Exercise task: Print out each record below, unaltered and complete, without its images.
::::::
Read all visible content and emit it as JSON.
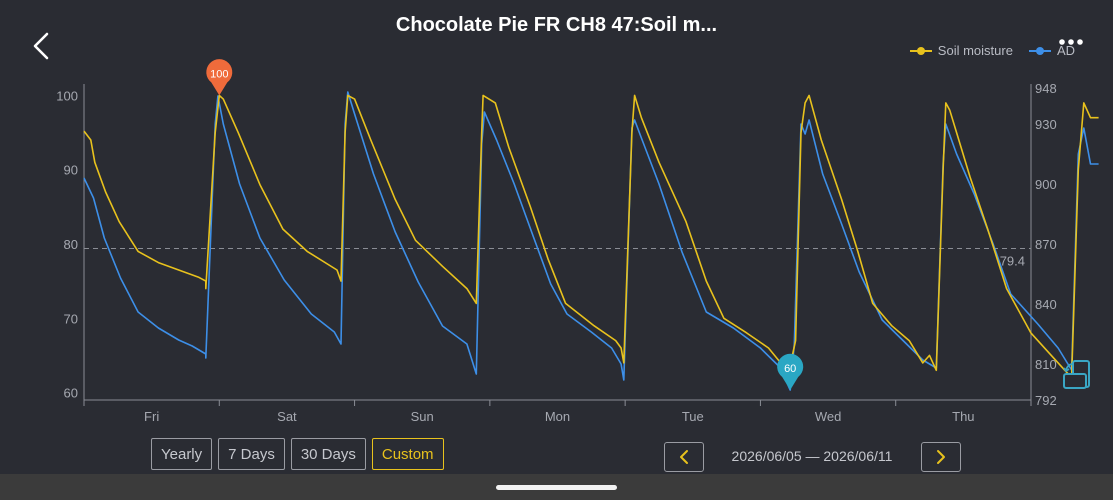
{
  "header": {
    "title": "Chocolate Pie FR CH8 47:Soil m..."
  },
  "legend": [
    {
      "name": "Soil moisture",
      "color": "#e8c21d"
    },
    {
      "name": "AD",
      "color": "#3d8fe8"
    }
  ],
  "chart_data": {
    "type": "line",
    "x_categories": [
      "Fri",
      "Sat",
      "Sun",
      "Mon",
      "Tue",
      "Wed",
      "Thu"
    ],
    "left_axis": {
      "ticks": [
        60,
        70,
        80,
        90,
        100
      ],
      "range": [
        59,
        101
      ]
    },
    "right_axis": {
      "ticks": [
        792,
        810,
        840,
        870,
        900,
        930,
        948
      ],
      "range": [
        792,
        948
      ]
    },
    "series": [
      {
        "name": "Soil moisture",
        "color": "#e8c21d",
        "axis": "left",
        "points": [
          [
            0,
            95.2
          ],
          [
            0.05,
            94
          ],
          [
            0.08,
            91
          ],
          [
            0.16,
            87
          ],
          [
            0.26,
            83
          ],
          [
            0.4,
            79
          ],
          [
            0.55,
            77.5
          ],
          [
            0.7,
            76.5
          ],
          [
            0.85,
            75.5
          ],
          [
            0.9,
            75
          ],
          [
            0.9,
            74
          ],
          [
            0.97,
            95
          ],
          [
            1.0,
            100
          ],
          [
            1.03,
            99.5
          ],
          [
            1.14,
            95
          ],
          [
            1.3,
            88
          ],
          [
            1.47,
            82
          ],
          [
            1.65,
            79
          ],
          [
            1.87,
            76.5
          ],
          [
            1.9,
            75
          ],
          [
            1.93,
            95
          ],
          [
            1.95,
            100
          ],
          [
            2.0,
            99.5
          ],
          [
            2.12,
            94
          ],
          [
            2.3,
            86
          ],
          [
            2.45,
            80.5
          ],
          [
            2.65,
            77
          ],
          [
            2.83,
            74
          ],
          [
            2.9,
            72
          ],
          [
            2.94,
            95
          ],
          [
            2.95,
            100
          ],
          [
            3.04,
            99
          ],
          [
            3.14,
            93
          ],
          [
            3.3,
            85
          ],
          [
            3.43,
            78
          ],
          [
            3.56,
            72
          ],
          [
            3.77,
            69
          ],
          [
            3.93,
            67
          ],
          [
            3.97,
            66
          ],
          [
            3.99,
            64
          ],
          [
            4.05,
            95
          ],
          [
            4.07,
            100
          ],
          [
            4.12,
            97
          ],
          [
            4.25,
            91
          ],
          [
            4.45,
            83
          ],
          [
            4.6,
            75
          ],
          [
            4.73,
            70
          ],
          [
            4.9,
            68
          ],
          [
            5.06,
            66
          ],
          [
            5.15,
            64
          ],
          [
            5.2,
            62
          ],
          [
            5.26,
            67
          ],
          [
            5.3,
            95
          ],
          [
            5.33,
            99
          ],
          [
            5.36,
            100
          ],
          [
            5.45,
            94
          ],
          [
            5.6,
            86
          ],
          [
            5.72,
            79
          ],
          [
            5.83,
            72
          ],
          [
            5.97,
            69
          ],
          [
            6.1,
            67
          ],
          [
            6.2,
            64
          ],
          [
            6.25,
            65
          ],
          [
            6.3,
            63
          ],
          [
            6.35,
            90
          ],
          [
            6.37,
            99
          ],
          [
            6.4,
            98
          ],
          [
            6.55,
            89
          ],
          [
            6.68,
            82
          ],
          [
            6.82,
            74
          ],
          [
            7.0,
            68
          ],
          [
            7.15,
            65
          ],
          [
            7.3,
            62
          ],
          [
            7.35,
            90
          ],
          [
            7.39,
            99
          ],
          [
            7.44,
            97
          ],
          [
            7.5,
            97
          ]
        ]
      },
      {
        "name": "AD",
        "color": "#3d8fe8",
        "axis": "right",
        "points": [
          [
            0,
            903
          ],
          [
            0.07,
            893
          ],
          [
            0.15,
            873
          ],
          [
            0.27,
            853
          ],
          [
            0.4,
            836
          ],
          [
            0.55,
            828
          ],
          [
            0.7,
            822
          ],
          [
            0.8,
            819
          ],
          [
            0.9,
            815
          ],
          [
            0.9,
            813
          ],
          [
            0.97,
            930
          ],
          [
            0.99,
            944
          ],
          [
            1.03,
            930
          ],
          [
            1.15,
            900
          ],
          [
            1.3,
            873
          ],
          [
            1.48,
            852
          ],
          [
            1.68,
            835
          ],
          [
            1.85,
            826
          ],
          [
            1.9,
            820
          ],
          [
            1.93,
            930
          ],
          [
            1.95,
            946
          ],
          [
            2.0,
            935
          ],
          [
            2.14,
            905
          ],
          [
            2.3,
            876
          ],
          [
            2.47,
            851
          ],
          [
            2.65,
            829
          ],
          [
            2.83,
            820
          ],
          [
            2.9,
            805
          ],
          [
            2.94,
            920
          ],
          [
            2.96,
            936
          ],
          [
            3.05,
            922
          ],
          [
            3.18,
            900
          ],
          [
            3.32,
            874
          ],
          [
            3.45,
            850
          ],
          [
            3.57,
            835
          ],
          [
            3.75,
            826
          ],
          [
            3.9,
            818
          ],
          [
            3.97,
            810
          ],
          [
            3.99,
            802
          ],
          [
            4.05,
            928
          ],
          [
            4.07,
            932
          ],
          [
            4.12,
            923
          ],
          [
            4.25,
            900
          ],
          [
            4.42,
            866
          ],
          [
            4.6,
            836
          ],
          [
            4.8,
            828
          ],
          [
            5.0,
            818
          ],
          [
            5.15,
            808
          ],
          [
            5.2,
            800
          ],
          [
            5.22,
            797
          ],
          [
            5.25,
            820
          ],
          [
            5.3,
            930
          ],
          [
            5.33,
            925
          ],
          [
            5.36,
            932
          ],
          [
            5.46,
            905
          ],
          [
            5.6,
            880
          ],
          [
            5.73,
            856
          ],
          [
            5.9,
            832
          ],
          [
            6.05,
            822
          ],
          [
            6.2,
            812
          ],
          [
            6.3,
            808
          ],
          [
            6.35,
            910
          ],
          [
            6.37,
            930
          ],
          [
            6.45,
            915
          ],
          [
            6.58,
            895
          ],
          [
            6.72,
            870
          ],
          [
            6.85,
            845
          ],
          [
            7.05,
            830
          ],
          [
            7.2,
            818
          ],
          [
            7.3,
            807
          ],
          [
            7.35,
            915
          ],
          [
            7.39,
            928
          ],
          [
            7.44,
            910
          ],
          [
            7.5,
            910
          ]
        ]
      }
    ],
    "reference_line": {
      "value": 79.4,
      "label": "79.4",
      "axis": "left",
      "style": "dashed"
    },
    "markers": [
      {
        "label": "100",
        "x": 1.0,
        "y": 100,
        "axis": "left",
        "color": "#ef6b3b"
      },
      {
        "label": "60",
        "x": 5.22,
        "y": 797,
        "axis": "right",
        "color": "#2aa7c4"
      }
    ],
    "grid": "off",
    "legend_position": "top-right"
  },
  "controls": {
    "ranges": [
      {
        "label": "Yearly",
        "active": false
      },
      {
        "label": "7 Days",
        "active": false
      },
      {
        "label": "30 Days",
        "active": false
      },
      {
        "label": "Custom",
        "active": true
      }
    ],
    "date_range": "2026/06/05 — 2026/06/11"
  }
}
::::::
Full output:
Read all visible content and emit it as JSON.
{
  "header": {
    "title": "Chocolate Pie FR CH8 47:Soil m..."
  },
  "legend": [
    {
      "name": "Soil moisture",
      "color": "#e8c21d"
    },
    {
      "name": "AD",
      "color": "#3d8fe8"
    }
  ],
  "chart_data": {
    "type": "line",
    "x_categories": [
      "Fri",
      "Sat",
      "Sun",
      "Mon",
      "Tue",
      "Wed",
      "Thu"
    ],
    "left_axis": {
      "ticks": [
        60,
        70,
        80,
        90,
        100
      ],
      "range": [
        59,
        101
      ]
    },
    "right_axis": {
      "ticks": [
        792,
        810,
        840,
        870,
        900,
        930,
        948
      ],
      "range": [
        792,
        948
      ]
    },
    "series": [
      {
        "name": "Soil moisture",
        "color": "#e8c21d",
        "axis": "left",
        "points": [
          [
            0,
            95.2
          ],
          [
            0.05,
            94
          ],
          [
            0.08,
            91
          ],
          [
            0.16,
            87
          ],
          [
            0.26,
            83
          ],
          [
            0.4,
            79
          ],
          [
            0.55,
            77.5
          ],
          [
            0.7,
            76.5
          ],
          [
            0.85,
            75.5
          ],
          [
            0.9,
            75
          ],
          [
            0.9,
            74
          ],
          [
            0.97,
            95
          ],
          [
            1.0,
            100
          ],
          [
            1.03,
            99.5
          ],
          [
            1.14,
            95
          ],
          [
            1.3,
            88
          ],
          [
            1.47,
            82
          ],
          [
            1.65,
            79
          ],
          [
            1.87,
            76.5
          ],
          [
            1.9,
            75
          ],
          [
            1.93,
            95
          ],
          [
            1.95,
            100
          ],
          [
            2.0,
            99.5
          ],
          [
            2.12,
            94
          ],
          [
            2.3,
            86
          ],
          [
            2.45,
            80.5
          ],
          [
            2.65,
            77
          ],
          [
            2.83,
            74
          ],
          [
            2.9,
            72
          ],
          [
            2.94,
            95
          ],
          [
            2.95,
            100
          ],
          [
            3.04,
            99
          ],
          [
            3.14,
            93
          ],
          [
            3.3,
            85
          ],
          [
            3.43,
            78
          ],
          [
            3.56,
            72
          ],
          [
            3.77,
            69
          ],
          [
            3.93,
            67
          ],
          [
            3.97,
            66
          ],
          [
            3.99,
            64
          ],
          [
            4.05,
            95
          ],
          [
            4.07,
            100
          ],
          [
            4.12,
            97
          ],
          [
            4.25,
            91
          ],
          [
            4.45,
            83
          ],
          [
            4.6,
            75
          ],
          [
            4.73,
            70
          ],
          [
            4.9,
            68
          ],
          [
            5.06,
            66
          ],
          [
            5.15,
            64
          ],
          [
            5.2,
            62
          ],
          [
            5.26,
            67
          ],
          [
            5.3,
            95
          ],
          [
            5.33,
            99
          ],
          [
            5.36,
            100
          ],
          [
            5.45,
            94
          ],
          [
            5.6,
            86
          ],
          [
            5.72,
            79
          ],
          [
            5.83,
            72
          ],
          [
            5.97,
            69
          ],
          [
            6.1,
            67
          ],
          [
            6.2,
            64
          ],
          [
            6.25,
            65
          ],
          [
            6.3,
            63
          ],
          [
            6.35,
            90
          ],
          [
            6.37,
            99
          ],
          [
            6.4,
            98
          ],
          [
            6.55,
            89
          ],
          [
            6.68,
            82
          ],
          [
            6.82,
            74
          ],
          [
            7.0,
            68
          ],
          [
            7.15,
            65
          ],
          [
            7.3,
            62
          ],
          [
            7.35,
            90
          ],
          [
            7.39,
            99
          ],
          [
            7.44,
            97
          ],
          [
            7.5,
            97
          ]
        ]
      },
      {
        "name": "AD",
        "color": "#3d8fe8",
        "axis": "right",
        "points": [
          [
            0,
            903
          ],
          [
            0.07,
            893
          ],
          [
            0.15,
            873
          ],
          [
            0.27,
            853
          ],
          [
            0.4,
            836
          ],
          [
            0.55,
            828
          ],
          [
            0.7,
            822
          ],
          [
            0.8,
            819
          ],
          [
            0.9,
            815
          ],
          [
            0.9,
            813
          ],
          [
            0.97,
            930
          ],
          [
            0.99,
            944
          ],
          [
            1.03,
            930
          ],
          [
            1.15,
            900
          ],
          [
            1.3,
            873
          ],
          [
            1.48,
            852
          ],
          [
            1.68,
            835
          ],
          [
            1.85,
            826
          ],
          [
            1.9,
            820
          ],
          [
            1.93,
            930
          ],
          [
            1.95,
            946
          ],
          [
            2.0,
            935
          ],
          [
            2.14,
            905
          ],
          [
            2.3,
            876
          ],
          [
            2.47,
            851
          ],
          [
            2.65,
            829
          ],
          [
            2.83,
            820
          ],
          [
            2.9,
            805
          ],
          [
            2.94,
            920
          ],
          [
            2.96,
            936
          ],
          [
            3.05,
            922
          ],
          [
            3.18,
            900
          ],
          [
            3.32,
            874
          ],
          [
            3.45,
            850
          ],
          [
            3.57,
            835
          ],
          [
            3.75,
            826
          ],
          [
            3.9,
            818
          ],
          [
            3.97,
            810
          ],
          [
            3.99,
            802
          ],
          [
            4.05,
            928
          ],
          [
            4.07,
            932
          ],
          [
            4.12,
            923
          ],
          [
            4.25,
            900
          ],
          [
            4.42,
            866
          ],
          [
            4.6,
            836
          ],
          [
            4.8,
            828
          ],
          [
            5.0,
            818
          ],
          [
            5.15,
            808
          ],
          [
            5.2,
            800
          ],
          [
            5.22,
            797
          ],
          [
            5.25,
            820
          ],
          [
            5.3,
            930
          ],
          [
            5.33,
            925
          ],
          [
            5.36,
            932
          ],
          [
            5.46,
            905
          ],
          [
            5.6,
            880
          ],
          [
            5.73,
            856
          ],
          [
            5.9,
            832
          ],
          [
            6.05,
            822
          ],
          [
            6.2,
            812
          ],
          [
            6.3,
            808
          ],
          [
            6.35,
            910
          ],
          [
            6.37,
            930
          ],
          [
            6.45,
            915
          ],
          [
            6.58,
            895
          ],
          [
            6.72,
            870
          ],
          [
            6.85,
            845
          ],
          [
            7.05,
            830
          ],
          [
            7.2,
            818
          ],
          [
            7.3,
            807
          ],
          [
            7.35,
            915
          ],
          [
            7.39,
            928
          ],
          [
            7.44,
            910
          ],
          [
            7.5,
            910
          ]
        ]
      }
    ],
    "reference_line": {
      "value": 79.4,
      "label": "79.4",
      "axis": "left",
      "style": "dashed"
    },
    "markers": [
      {
        "label": "100",
        "x": 1.0,
        "y": 100,
        "axis": "left",
        "color": "#ef6b3b"
      },
      {
        "label": "60",
        "x": 5.22,
        "y": 797,
        "axis": "right",
        "color": "#2aa7c4"
      }
    ],
    "grid": "off",
    "legend_position": "top-right"
  },
  "controls": {
    "ranges": [
      {
        "label": "Yearly",
        "active": false
      },
      {
        "label": "7 Days",
        "active": false
      },
      {
        "label": "30 Days",
        "active": false
      },
      {
        "label": "Custom",
        "active": true
      }
    ],
    "date_range": "2026/06/05 — 2026/06/11"
  }
}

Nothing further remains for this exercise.